- **Exercise aim**:
Using the records below, count the lines with "Agregado" in them. Give the number only.

-- Dataset content start --

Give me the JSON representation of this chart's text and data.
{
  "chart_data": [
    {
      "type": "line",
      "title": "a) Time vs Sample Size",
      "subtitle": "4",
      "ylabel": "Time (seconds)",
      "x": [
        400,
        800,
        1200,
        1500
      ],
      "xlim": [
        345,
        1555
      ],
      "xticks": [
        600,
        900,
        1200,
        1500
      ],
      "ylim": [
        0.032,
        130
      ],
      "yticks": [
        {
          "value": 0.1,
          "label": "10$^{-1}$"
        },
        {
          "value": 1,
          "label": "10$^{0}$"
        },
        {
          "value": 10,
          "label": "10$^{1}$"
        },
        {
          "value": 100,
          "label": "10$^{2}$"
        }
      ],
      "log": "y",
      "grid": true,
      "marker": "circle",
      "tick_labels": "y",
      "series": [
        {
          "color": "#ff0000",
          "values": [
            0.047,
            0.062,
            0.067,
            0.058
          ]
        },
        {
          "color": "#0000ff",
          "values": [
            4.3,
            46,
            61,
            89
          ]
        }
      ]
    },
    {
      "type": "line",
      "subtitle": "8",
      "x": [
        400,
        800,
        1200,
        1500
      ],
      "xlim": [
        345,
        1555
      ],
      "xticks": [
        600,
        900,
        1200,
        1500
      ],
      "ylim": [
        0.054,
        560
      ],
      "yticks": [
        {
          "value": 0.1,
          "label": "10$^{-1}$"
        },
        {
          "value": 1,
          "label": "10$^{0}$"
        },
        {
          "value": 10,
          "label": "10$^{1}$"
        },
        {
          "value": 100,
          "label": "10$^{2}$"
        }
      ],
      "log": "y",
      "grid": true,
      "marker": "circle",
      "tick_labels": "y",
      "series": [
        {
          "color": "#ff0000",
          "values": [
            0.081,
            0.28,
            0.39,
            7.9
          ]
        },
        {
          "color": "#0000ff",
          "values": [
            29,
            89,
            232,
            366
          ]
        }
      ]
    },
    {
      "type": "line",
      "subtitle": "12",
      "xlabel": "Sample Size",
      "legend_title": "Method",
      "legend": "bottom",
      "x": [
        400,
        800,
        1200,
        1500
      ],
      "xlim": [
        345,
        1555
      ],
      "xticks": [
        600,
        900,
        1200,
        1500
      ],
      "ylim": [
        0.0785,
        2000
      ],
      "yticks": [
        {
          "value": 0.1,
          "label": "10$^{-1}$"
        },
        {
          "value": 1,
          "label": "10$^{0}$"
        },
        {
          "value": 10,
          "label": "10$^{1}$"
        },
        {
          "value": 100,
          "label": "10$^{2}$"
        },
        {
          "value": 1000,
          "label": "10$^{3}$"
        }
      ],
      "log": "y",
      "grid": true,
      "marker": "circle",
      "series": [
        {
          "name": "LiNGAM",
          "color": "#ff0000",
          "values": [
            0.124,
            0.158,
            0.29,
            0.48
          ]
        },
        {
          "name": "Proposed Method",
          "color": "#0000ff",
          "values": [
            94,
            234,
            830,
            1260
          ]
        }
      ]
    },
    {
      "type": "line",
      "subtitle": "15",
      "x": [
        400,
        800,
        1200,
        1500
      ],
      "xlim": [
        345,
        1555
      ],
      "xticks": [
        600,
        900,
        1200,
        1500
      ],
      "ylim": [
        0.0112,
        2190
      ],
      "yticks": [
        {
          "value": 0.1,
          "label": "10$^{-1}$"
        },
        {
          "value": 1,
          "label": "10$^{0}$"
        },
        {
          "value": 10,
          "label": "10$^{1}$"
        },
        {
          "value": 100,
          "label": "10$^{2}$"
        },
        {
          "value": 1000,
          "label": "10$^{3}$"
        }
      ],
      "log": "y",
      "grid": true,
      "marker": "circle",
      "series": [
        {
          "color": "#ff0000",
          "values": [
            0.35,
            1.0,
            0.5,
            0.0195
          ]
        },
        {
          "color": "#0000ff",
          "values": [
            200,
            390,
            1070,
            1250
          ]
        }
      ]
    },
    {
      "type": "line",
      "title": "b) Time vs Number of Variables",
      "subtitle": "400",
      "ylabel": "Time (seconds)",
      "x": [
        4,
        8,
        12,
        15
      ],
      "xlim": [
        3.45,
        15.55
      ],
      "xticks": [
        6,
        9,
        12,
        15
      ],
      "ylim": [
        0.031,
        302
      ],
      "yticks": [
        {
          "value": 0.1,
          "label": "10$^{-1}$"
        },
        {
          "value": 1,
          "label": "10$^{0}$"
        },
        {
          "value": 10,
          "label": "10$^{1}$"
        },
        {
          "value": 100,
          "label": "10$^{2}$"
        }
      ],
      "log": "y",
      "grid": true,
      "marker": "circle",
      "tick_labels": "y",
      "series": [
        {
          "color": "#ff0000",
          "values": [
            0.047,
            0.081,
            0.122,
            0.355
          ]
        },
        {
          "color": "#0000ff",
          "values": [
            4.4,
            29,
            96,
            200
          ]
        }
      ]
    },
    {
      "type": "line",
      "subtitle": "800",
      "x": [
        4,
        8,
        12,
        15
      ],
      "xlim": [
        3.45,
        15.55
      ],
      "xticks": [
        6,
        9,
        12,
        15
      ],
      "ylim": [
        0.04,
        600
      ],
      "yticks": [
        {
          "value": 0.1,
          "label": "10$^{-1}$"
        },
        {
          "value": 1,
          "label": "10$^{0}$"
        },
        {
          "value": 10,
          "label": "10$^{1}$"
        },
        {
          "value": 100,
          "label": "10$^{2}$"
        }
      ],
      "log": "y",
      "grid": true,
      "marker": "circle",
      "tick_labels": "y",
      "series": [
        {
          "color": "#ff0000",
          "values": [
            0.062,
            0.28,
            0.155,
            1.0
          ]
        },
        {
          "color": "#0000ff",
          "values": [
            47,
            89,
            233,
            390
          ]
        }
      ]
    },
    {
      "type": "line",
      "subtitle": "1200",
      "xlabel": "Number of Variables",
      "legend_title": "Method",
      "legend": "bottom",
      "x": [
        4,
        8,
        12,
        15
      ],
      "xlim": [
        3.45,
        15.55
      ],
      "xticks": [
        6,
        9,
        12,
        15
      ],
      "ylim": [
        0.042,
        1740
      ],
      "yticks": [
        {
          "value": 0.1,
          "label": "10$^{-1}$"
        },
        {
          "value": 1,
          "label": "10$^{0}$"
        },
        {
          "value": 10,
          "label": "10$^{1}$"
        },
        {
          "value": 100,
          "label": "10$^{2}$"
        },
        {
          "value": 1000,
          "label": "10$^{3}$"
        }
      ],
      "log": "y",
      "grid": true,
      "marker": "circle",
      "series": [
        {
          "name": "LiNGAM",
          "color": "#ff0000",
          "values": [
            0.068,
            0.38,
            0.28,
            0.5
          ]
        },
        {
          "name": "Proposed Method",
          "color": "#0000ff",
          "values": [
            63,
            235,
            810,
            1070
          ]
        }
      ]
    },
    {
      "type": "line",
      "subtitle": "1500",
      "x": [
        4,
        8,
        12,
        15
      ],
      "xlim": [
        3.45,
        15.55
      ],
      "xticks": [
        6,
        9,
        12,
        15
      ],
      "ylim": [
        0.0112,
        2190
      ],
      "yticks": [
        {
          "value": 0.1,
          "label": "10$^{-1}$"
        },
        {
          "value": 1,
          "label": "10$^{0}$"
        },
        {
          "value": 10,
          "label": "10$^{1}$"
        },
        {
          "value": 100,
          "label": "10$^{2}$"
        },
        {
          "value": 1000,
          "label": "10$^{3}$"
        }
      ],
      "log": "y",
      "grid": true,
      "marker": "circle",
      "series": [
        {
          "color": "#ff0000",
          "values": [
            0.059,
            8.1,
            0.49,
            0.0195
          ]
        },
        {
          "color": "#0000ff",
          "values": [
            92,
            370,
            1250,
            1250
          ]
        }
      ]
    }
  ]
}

-- Dataset content end --
-- Dataset content start --

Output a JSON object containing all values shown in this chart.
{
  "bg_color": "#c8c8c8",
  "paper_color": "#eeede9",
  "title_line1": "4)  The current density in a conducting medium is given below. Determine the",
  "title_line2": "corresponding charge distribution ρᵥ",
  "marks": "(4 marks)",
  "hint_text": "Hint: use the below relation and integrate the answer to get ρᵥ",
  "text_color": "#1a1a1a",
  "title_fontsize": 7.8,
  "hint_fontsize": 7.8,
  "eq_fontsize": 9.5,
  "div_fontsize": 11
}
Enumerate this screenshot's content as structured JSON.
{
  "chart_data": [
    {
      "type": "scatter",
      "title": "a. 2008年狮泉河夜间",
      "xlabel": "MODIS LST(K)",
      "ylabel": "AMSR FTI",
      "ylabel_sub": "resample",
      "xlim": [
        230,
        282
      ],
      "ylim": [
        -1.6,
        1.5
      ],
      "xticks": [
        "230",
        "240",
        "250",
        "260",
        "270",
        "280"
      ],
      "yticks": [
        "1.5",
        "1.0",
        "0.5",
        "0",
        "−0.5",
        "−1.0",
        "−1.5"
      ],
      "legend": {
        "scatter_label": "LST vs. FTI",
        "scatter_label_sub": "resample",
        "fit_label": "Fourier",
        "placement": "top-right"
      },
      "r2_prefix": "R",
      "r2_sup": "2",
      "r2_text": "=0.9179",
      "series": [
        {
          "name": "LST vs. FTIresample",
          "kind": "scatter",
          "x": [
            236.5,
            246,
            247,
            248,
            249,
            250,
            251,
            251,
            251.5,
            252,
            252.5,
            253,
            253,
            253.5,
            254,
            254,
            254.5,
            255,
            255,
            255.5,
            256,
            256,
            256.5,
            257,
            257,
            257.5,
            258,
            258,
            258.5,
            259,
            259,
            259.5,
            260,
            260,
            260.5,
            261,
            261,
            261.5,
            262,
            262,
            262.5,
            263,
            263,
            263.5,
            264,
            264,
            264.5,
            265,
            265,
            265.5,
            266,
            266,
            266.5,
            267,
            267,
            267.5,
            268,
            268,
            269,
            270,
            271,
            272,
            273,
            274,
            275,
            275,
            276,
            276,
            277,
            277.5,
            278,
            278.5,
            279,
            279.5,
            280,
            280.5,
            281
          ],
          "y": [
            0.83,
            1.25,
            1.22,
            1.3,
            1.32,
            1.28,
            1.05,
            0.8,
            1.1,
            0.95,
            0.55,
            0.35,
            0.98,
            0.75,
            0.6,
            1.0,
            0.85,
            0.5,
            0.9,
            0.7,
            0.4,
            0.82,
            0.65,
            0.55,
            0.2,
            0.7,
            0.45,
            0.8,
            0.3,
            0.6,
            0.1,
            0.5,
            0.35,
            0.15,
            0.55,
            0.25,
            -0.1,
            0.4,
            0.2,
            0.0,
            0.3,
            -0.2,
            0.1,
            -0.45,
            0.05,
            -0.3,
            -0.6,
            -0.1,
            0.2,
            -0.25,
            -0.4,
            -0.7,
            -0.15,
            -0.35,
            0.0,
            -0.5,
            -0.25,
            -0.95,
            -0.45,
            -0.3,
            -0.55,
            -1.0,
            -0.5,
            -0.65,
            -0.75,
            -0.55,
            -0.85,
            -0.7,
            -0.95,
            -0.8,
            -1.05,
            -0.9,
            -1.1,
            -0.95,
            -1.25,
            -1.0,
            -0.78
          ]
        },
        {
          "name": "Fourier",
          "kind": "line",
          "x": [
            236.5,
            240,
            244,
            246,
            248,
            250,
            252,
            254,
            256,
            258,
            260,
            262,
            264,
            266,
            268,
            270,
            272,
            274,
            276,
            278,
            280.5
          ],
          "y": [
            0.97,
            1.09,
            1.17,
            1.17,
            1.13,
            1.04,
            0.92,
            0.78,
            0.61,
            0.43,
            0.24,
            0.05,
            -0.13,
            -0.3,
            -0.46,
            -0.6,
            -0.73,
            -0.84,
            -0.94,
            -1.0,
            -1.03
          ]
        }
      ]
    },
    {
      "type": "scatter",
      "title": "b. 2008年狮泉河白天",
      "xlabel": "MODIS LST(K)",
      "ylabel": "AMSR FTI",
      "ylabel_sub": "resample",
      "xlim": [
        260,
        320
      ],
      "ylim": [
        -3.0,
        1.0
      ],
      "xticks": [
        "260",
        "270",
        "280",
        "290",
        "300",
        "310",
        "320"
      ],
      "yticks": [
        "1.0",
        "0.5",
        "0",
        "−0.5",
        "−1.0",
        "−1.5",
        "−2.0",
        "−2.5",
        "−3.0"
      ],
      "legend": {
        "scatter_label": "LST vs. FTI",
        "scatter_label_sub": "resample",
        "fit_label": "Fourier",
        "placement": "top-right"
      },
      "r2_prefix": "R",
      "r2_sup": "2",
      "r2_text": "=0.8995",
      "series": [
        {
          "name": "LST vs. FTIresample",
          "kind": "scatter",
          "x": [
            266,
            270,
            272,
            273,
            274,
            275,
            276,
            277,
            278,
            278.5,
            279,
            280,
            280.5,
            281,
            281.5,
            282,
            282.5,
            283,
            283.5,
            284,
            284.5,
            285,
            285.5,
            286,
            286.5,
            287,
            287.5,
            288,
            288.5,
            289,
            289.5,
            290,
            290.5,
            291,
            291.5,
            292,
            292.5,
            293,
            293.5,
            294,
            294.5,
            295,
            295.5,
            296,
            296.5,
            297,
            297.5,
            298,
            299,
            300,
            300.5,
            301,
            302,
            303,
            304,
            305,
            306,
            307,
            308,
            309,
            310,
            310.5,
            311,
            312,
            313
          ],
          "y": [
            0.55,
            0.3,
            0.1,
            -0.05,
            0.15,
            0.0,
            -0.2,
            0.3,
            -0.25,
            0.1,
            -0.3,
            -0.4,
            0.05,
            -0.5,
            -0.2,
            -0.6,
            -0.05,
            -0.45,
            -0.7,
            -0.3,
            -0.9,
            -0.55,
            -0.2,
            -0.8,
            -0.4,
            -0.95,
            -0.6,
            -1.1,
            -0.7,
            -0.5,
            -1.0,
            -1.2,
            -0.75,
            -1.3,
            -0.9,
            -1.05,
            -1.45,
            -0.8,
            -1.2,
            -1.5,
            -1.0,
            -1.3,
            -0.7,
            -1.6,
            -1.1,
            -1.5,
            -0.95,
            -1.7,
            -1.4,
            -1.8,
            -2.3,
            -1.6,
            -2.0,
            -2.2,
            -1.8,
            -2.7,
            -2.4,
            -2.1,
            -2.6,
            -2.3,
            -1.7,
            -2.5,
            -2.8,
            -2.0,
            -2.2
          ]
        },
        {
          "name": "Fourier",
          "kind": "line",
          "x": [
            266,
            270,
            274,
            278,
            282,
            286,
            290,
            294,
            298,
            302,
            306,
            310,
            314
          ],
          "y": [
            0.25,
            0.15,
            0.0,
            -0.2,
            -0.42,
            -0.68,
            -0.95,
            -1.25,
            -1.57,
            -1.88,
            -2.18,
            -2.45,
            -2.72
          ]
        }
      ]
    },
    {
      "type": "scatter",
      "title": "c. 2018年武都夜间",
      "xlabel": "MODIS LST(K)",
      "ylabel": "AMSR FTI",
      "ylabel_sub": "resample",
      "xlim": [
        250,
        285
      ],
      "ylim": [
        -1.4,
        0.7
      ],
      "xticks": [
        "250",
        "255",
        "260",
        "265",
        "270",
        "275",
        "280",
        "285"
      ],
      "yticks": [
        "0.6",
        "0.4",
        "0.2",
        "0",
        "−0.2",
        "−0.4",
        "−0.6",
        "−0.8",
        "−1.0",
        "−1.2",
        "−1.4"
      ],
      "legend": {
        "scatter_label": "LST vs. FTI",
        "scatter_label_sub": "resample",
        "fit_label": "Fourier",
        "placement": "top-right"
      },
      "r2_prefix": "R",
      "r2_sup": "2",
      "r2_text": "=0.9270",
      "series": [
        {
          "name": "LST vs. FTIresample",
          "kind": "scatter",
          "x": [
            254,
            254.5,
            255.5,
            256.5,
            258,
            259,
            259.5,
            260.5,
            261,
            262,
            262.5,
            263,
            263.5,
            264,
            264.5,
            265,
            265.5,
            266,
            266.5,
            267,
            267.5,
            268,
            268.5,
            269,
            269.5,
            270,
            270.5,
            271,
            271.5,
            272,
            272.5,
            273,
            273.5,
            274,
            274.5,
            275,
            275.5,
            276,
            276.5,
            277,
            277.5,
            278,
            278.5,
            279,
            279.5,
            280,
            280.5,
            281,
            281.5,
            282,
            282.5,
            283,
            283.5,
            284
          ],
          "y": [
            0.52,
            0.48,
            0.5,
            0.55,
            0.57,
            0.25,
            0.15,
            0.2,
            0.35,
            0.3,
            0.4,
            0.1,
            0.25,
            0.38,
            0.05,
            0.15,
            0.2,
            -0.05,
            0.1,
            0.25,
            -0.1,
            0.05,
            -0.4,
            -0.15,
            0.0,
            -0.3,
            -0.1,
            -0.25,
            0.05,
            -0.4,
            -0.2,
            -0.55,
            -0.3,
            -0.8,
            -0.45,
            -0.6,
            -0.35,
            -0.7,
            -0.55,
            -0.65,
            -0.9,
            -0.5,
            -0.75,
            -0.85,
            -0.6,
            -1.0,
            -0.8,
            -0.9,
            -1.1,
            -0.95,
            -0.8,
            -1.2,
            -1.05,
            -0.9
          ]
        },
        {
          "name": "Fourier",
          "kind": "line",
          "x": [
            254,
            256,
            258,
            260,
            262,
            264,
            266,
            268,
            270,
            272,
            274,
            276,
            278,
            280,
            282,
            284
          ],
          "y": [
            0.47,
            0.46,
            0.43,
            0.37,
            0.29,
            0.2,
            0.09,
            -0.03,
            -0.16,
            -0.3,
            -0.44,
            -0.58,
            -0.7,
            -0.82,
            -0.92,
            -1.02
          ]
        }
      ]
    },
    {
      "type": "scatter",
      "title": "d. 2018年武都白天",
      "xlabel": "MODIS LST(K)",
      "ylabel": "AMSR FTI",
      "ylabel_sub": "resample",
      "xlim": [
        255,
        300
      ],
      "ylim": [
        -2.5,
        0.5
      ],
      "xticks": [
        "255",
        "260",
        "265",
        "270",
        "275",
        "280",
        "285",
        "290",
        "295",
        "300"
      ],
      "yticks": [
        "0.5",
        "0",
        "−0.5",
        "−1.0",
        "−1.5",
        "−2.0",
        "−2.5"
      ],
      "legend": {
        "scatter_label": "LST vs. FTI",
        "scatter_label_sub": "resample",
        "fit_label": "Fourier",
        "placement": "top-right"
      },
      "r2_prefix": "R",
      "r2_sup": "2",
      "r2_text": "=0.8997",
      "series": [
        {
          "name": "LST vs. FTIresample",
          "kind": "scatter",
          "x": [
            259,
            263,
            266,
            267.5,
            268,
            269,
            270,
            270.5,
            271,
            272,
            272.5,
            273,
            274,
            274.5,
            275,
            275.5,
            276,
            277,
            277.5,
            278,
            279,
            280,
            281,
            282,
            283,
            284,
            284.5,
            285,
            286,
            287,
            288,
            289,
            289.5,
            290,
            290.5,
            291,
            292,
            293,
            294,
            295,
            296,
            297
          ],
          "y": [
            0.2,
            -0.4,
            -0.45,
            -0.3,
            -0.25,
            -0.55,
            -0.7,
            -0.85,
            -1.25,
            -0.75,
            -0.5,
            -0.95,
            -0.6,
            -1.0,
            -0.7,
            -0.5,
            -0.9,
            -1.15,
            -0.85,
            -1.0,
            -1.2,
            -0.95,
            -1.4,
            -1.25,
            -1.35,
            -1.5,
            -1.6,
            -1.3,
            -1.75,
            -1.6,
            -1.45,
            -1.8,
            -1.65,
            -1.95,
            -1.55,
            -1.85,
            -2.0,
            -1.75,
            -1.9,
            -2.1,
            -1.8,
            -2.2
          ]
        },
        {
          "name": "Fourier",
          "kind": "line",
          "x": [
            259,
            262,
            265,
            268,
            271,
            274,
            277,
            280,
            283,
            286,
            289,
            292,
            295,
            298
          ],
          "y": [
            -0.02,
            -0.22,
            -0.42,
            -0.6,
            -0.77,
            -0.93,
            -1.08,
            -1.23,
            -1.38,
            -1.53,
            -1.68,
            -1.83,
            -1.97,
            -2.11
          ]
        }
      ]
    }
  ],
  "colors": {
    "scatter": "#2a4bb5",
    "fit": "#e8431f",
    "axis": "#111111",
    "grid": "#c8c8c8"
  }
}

-- Dataset content end --
-- Dataset content start --

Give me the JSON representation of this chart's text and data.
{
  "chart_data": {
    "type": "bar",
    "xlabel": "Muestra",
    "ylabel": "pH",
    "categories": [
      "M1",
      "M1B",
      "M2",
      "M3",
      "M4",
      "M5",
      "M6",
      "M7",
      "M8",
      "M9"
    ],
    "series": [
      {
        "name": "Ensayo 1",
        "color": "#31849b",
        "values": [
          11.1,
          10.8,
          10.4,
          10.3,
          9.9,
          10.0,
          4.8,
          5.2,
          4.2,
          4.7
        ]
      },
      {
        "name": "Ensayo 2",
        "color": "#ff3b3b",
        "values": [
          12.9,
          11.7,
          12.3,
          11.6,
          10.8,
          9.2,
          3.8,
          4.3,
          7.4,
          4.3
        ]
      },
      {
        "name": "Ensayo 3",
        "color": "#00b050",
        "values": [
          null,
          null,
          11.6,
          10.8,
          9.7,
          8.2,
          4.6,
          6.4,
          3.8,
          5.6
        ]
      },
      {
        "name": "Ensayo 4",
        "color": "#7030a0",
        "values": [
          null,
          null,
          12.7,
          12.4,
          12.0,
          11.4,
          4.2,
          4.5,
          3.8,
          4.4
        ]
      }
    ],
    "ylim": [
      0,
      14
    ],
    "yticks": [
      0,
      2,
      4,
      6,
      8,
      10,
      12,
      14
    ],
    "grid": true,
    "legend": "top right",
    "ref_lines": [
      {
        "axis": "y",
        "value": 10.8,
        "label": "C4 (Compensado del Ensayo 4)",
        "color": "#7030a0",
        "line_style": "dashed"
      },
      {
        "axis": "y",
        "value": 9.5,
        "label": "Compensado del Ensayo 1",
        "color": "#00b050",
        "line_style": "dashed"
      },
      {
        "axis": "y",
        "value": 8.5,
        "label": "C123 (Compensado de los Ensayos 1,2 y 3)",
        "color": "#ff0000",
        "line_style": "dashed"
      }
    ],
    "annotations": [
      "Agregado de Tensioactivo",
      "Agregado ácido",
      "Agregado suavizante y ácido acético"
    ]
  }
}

-- Dataset content end --

- **Result of the exercise**:
3